_Dataset extract_:
+ + + +
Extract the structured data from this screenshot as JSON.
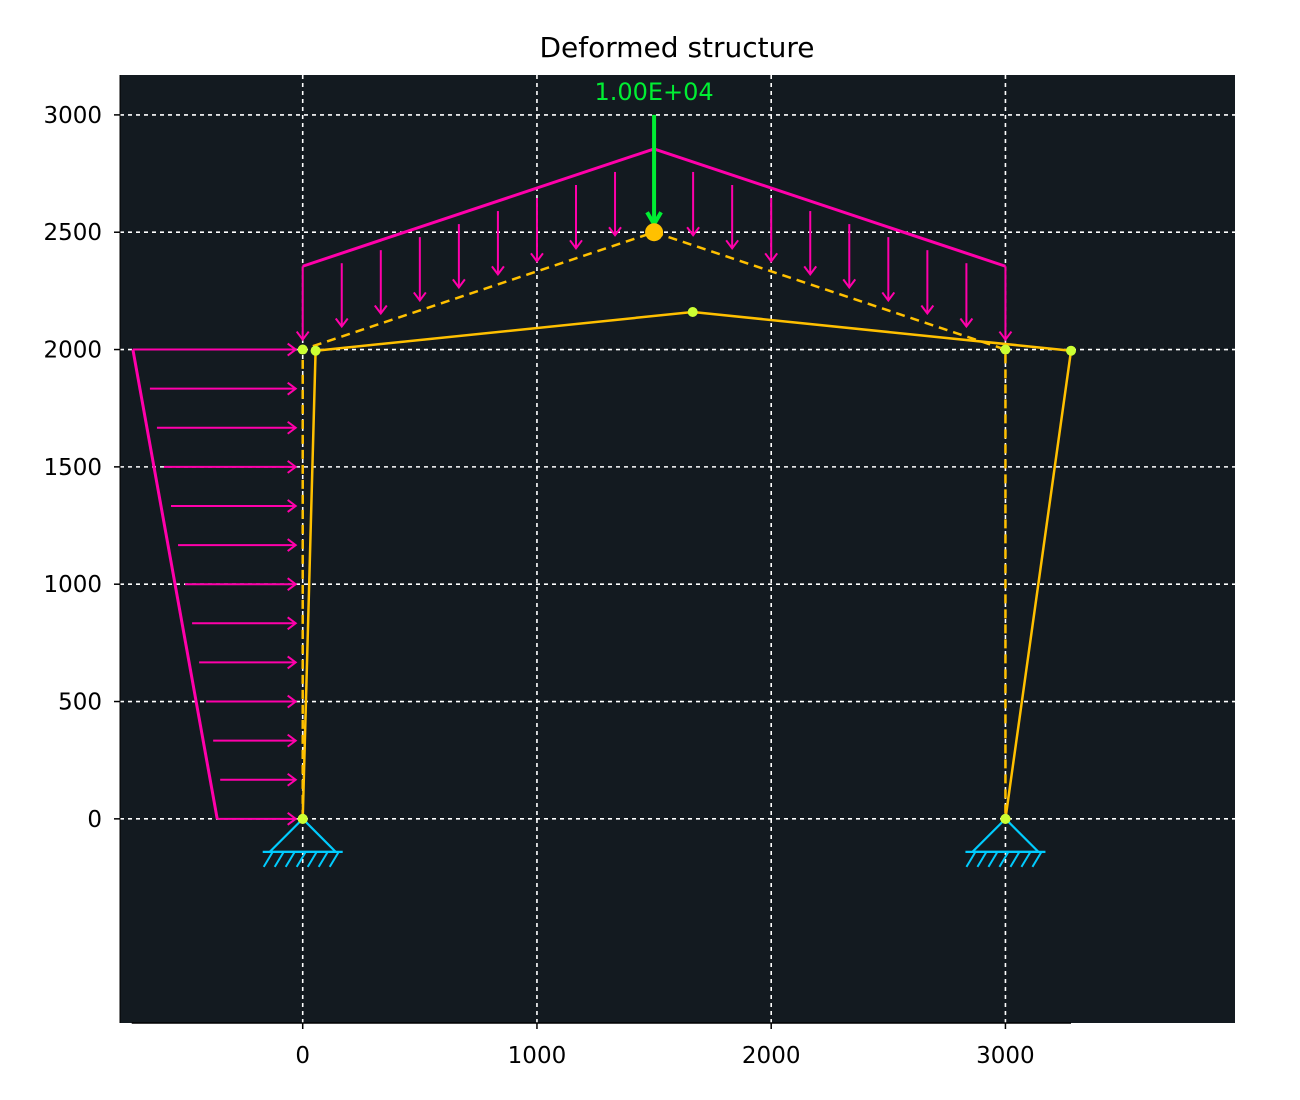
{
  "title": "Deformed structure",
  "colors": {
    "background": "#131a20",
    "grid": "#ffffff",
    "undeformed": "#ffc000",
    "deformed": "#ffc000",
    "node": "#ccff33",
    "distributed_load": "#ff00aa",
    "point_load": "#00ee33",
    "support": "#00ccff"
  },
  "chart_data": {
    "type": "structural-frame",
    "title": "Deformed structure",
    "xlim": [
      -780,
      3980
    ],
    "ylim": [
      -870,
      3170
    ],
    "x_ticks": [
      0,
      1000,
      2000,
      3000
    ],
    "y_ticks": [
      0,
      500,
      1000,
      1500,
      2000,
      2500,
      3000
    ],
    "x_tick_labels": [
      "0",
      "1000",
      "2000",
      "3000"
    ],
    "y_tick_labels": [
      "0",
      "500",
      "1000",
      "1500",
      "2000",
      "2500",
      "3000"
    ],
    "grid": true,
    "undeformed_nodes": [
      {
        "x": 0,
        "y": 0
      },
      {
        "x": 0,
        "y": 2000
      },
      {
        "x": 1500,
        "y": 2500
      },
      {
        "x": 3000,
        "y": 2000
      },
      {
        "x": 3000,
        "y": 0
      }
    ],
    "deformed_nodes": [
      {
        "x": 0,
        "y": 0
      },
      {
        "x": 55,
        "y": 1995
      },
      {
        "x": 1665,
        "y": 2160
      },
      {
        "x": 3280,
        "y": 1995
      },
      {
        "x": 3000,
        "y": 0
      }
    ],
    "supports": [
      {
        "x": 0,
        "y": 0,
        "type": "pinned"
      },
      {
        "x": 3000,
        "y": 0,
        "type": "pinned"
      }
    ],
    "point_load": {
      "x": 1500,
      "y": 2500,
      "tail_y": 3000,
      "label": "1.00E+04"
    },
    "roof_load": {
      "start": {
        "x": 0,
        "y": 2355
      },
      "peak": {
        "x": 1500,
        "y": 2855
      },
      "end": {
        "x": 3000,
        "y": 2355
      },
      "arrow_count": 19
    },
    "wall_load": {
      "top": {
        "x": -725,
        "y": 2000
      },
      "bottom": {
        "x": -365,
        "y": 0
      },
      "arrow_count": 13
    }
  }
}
+ + + +
_Task description_: Retype every record above exactly as written, but leave out the pictures.

_Solution below_:
Extract the structured data from this screenshot as JSON.
{
  "title": "Deformed structure",
  "colors": {
    "background": "#131a20",
    "grid": "#ffffff",
    "undeformed": "#ffc000",
    "deformed": "#ffc000",
    "node": "#ccff33",
    "distributed_load": "#ff00aa",
    "point_load": "#00ee33",
    "support": "#00ccff"
  },
  "chart_data": {
    "type": "structural-frame",
    "title": "Deformed structure",
    "xlim": [
      -780,
      3980
    ],
    "ylim": [
      -870,
      3170
    ],
    "x_ticks": [
      0,
      1000,
      2000,
      3000
    ],
    "y_ticks": [
      0,
      500,
      1000,
      1500,
      2000,
      2500,
      3000
    ],
    "x_tick_labels": [
      "0",
      "1000",
      "2000",
      "3000"
    ],
    "y_tick_labels": [
      "0",
      "500",
      "1000",
      "1500",
      "2000",
      "2500",
      "3000"
    ],
    "grid": true,
    "undeformed_nodes": [
      {
        "x": 0,
        "y": 0
      },
      {
        "x": 0,
        "y": 2000
      },
      {
        "x": 1500,
        "y": 2500
      },
      {
        "x": 3000,
        "y": 2000
      },
      {
        "x": 3000,
        "y": 0
      }
    ],
    "deformed_nodes": [
      {
        "x": 0,
        "y": 0
      },
      {
        "x": 55,
        "y": 1995
      },
      {
        "x": 1665,
        "y": 2160
      },
      {
        "x": 3280,
        "y": 1995
      },
      {
        "x": 3000,
        "y": 0
      }
    ],
    "supports": [
      {
        "x": 0,
        "y": 0,
        "type": "pinned"
      },
      {
        "x": 3000,
        "y": 0,
        "type": "pinned"
      }
    ],
    "point_load": {
      "x": 1500,
      "y": 2500,
      "tail_y": 3000,
      "label": "1.00E+04"
    },
    "roof_load": {
      "start": {
        "x": 0,
        "y": 2355
      },
      "peak": {
        "x": 1500,
        "y": 2855
      },
      "end": {
        "x": 3000,
        "y": 2355
      },
      "arrow_count": 19
    },
    "wall_load": {
      "top": {
        "x": -725,
        "y": 2000
      },
      "bottom": {
        "x": -365,
        "y": 0
      },
      "arrow_count": 13
    }
  }
}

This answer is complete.